* Your task
Restate the entries below word for word, omitting nothing.

--- begin Data ---

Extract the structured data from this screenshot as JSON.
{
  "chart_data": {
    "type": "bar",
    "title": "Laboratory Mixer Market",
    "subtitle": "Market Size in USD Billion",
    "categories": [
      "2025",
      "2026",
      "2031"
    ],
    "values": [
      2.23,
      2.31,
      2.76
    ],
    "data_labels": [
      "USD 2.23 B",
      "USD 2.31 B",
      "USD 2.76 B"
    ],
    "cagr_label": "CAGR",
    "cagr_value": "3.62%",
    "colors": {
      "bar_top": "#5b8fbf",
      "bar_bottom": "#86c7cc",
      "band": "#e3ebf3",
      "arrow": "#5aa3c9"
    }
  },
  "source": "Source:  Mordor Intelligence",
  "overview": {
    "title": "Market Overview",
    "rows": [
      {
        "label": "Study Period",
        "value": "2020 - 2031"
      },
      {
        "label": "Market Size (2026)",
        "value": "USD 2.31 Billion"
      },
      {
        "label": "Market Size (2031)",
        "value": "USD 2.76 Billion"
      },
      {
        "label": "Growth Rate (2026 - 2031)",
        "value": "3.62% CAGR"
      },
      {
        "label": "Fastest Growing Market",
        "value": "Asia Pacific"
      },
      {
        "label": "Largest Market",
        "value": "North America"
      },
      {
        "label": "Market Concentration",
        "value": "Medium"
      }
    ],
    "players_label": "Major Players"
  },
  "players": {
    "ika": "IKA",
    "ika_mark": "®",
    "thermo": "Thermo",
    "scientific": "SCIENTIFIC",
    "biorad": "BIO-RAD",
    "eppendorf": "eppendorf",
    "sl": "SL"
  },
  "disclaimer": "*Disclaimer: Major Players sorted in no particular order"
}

--- end Data ---

* Reply
Extract the structured data from this screenshot as JSON.
{
  "chart_data": {
    "type": "bar",
    "title": "Laboratory Mixer Market",
    "subtitle": "Market Size in USD Billion",
    "categories": [
      "2025",
      "2026",
      "2031"
    ],
    "values": [
      2.23,
      2.31,
      2.76
    ],
    "data_labels": [
      "USD 2.23 B",
      "USD 2.31 B",
      "USD 2.76 B"
    ],
    "cagr_label": "CAGR",
    "cagr_value": "3.62%",
    "colors": {
      "bar_top": "#5b8fbf",
      "bar_bottom": "#86c7cc",
      "band": "#e3ebf3",
      "arrow": "#5aa3c9"
    }
  },
  "source": "Source:  Mordor Intelligence",
  "overview": {
    "title": "Market Overview",
    "rows": [
      {
        "label": "Study Period",
        "value": "2020 - 2031"
      },
      {
        "label": "Market Size (2026)",
        "value": "USD 2.31 Billion"
      },
      {
        "label": "Market Size (2031)",
        "value": "USD 2.76 Billion"
      },
      {
        "label": "Growth Rate (2026 - 2031)",
        "value": "3.62% CAGR"
      },
      {
        "label": "Fastest Growing Market",
        "value": "Asia Pacific"
      },
      {
        "label": "Largest Market",
        "value": "North America"
      },
      {
        "label": "Market Concentration",
        "value": "Medium"
      }
    ],
    "players_label": "Major Players"
  },
  "players": {
    "ika": "IKA",
    "ika_mark": "®",
    "thermo": "Thermo",
    "scientific": "SCIENTIFIC",
    "biorad": "BIO-RAD",
    "eppendorf": "eppendorf",
    "sl": "SL"
  },
  "disclaimer": "*Disclaimer: Major Players sorted in no particular order"
}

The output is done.